* Assignment
Pick up the email thread about trichrome staining and fibrin after its last sentence and carry it on.

* Given passage
· · · · ·

Subject: RE: [Histonet] Trichrome staining and fibrin
To: "Bryan Hewlett" , Timo V?is?nen
,
Message-ID:
Content-Type: text/plain; charset="iso-8859-1"
Well, that's telling me:-)
All these years, the success I've had with primary mercury fixation (I had the original article once), and lack of success with anything other was entirely due to something else, the techs washing too much in one instance and little enough in another.
Who would have thought it.
However it may explain my observation that "At times it works and at times not."
Actually, the only time you can be confident that you are looking at fibrin, is when it is in strands - easily recognised in H&E.
To call anything else fibrin on any tinctorial stain is something akin to a leap of faith.
But - I'll get you back re. your "bees can't fly" thing.
Take this/that: :-)
The "science has proved that bees can't fly" urban myth originated in a 1934 book by entomologist Antoine Magnan, who discussed a mathematical equation by Andre Sainte-Lague, an engineer. The equation proved that the maximum lift for an aircraft's wings could not be achieved at equivalent speeds of a bee. I.e., an airplane the size of a bee, moving as slowly as a bee, could not fly. Although this did not mean a bee can't fly (which after all does not have stationary wings like the posited teensy aircraft), nevertheless the idea that Magnan's book said bees oughtn't be able to fly began to spread.
Dr Terry L Marshall, B.A.(Law), M.B.,Ch.B.,F.R.C.Path
Consultant Pathologist
Rotherham General Hospital
South Yorkshire
England
terry.marshall <@t> rothgen.nhs.uk
-----Original Message-----
From: Bryan Hewlett [mailto:bhewlett <@t> cogeco.ca]
Sent: 13 June 2006 17:14
To: Marshall Terry Dr, Consultant Histopathologist; Timo Väisänen;
histonet <@t> lists.utsouthwestern.edu
Subject: Re: [Histonet] Trichrome staining and fibrin
Terry,
Actually NOT!
True, Lendrum's original papers(1962) recommended fixation in picro-mercuric
alcohol for 3 weeks (a tad unnecessary that!).
However, both Prof. Lendrum and Bill Slidders also successfully used
formaldehyde fixed material that was treated in Bouin immediately prior to
staining.
The key to all of the Masson Type trichromes on formaldehyde-fixed tissue,
is to use a pretreatment in picric acid.
This re-aligns the reactive side chains on the proteins, so that there is a
predominance of basic amino groups and hence maximal binding of anionic
dyes.
Mercury fixation is simply not necessary! Nor is Zinc substitution. (see
Troubleshooting Histology stains: Horobin and Bancroft 1998, page 129)
The lack of consistency, in obtaining good red colour, is due variability in
the staining procedure (the post dye water rinses), NOT the fixation.

· · · · ·

* Recorded information

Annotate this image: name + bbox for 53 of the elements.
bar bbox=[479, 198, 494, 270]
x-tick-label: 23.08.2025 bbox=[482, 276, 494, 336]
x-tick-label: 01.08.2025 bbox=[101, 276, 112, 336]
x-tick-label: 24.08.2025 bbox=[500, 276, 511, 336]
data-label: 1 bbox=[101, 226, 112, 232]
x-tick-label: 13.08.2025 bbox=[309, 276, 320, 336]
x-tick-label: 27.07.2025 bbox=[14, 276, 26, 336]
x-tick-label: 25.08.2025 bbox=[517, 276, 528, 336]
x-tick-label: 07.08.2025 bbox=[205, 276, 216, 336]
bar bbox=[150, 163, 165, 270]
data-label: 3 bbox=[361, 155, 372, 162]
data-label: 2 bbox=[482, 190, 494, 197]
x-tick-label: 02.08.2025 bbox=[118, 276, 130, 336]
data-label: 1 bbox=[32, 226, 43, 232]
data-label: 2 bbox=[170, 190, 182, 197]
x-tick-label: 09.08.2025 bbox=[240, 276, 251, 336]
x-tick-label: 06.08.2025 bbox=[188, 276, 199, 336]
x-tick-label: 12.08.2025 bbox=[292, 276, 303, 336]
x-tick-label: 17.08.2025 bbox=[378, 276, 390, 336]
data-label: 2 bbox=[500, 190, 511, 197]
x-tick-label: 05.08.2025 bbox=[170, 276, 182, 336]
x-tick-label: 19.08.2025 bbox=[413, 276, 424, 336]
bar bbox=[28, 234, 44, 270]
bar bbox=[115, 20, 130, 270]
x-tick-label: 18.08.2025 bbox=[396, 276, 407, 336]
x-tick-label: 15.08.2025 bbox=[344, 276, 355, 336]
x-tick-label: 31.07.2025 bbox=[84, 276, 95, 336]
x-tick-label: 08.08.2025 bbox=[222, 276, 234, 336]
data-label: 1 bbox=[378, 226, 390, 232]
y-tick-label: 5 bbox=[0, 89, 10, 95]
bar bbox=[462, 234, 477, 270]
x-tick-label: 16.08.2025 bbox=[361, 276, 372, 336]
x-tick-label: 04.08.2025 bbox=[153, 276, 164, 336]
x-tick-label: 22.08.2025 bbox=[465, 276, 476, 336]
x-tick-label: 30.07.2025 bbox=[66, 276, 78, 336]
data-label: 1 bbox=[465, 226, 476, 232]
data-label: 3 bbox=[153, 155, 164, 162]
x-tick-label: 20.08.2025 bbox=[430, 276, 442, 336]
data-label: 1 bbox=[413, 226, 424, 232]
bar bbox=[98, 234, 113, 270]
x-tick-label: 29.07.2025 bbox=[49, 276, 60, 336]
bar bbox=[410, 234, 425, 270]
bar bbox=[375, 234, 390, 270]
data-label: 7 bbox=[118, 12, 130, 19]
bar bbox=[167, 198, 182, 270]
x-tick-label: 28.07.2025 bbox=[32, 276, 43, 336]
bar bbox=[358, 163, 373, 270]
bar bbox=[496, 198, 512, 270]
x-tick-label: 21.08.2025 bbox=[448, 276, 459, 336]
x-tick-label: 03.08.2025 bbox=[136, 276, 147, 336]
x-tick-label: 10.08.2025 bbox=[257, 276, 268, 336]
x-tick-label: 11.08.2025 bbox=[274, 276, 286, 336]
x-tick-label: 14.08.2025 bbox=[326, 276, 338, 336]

· · · · ·

* Output for this task
Once this is addressed, the inconsistency goes away.
That is true for the original Masson, Picro-Mallory (all variants), MSB and
Masson 44/41.
Achieving consistent good red colour with formaldehyde fixed material is
easy, if the staining mechanisms are understood and those unnecessary water
rinses removed.
Been doing it for over 40 years!
Bryan
(Engineers can prove that the bumble bee simply cannot fly. However, the
bumble bee doesn't know that and flies anyway)
----- Original Message -----
From: "Marshall Terry Dr, Consultant Histopathologist"
To: "Bryan Hewlett" ; "Timo Väisänen"
;
Sent: Tuesday, June 13, 2006 11:27 AM
Subject: RE: [Histonet] Trichrome staining and fibrin
Bryan,
You know full well that MSB required initial staining in mercury. I know
that zinc is an adequate replacement.
Attempting to get a consistent good red colour with formalin fixed material
is futile, as is post-fixation.
At times it works and at times not.
IMO, Masson is useless for fibrin.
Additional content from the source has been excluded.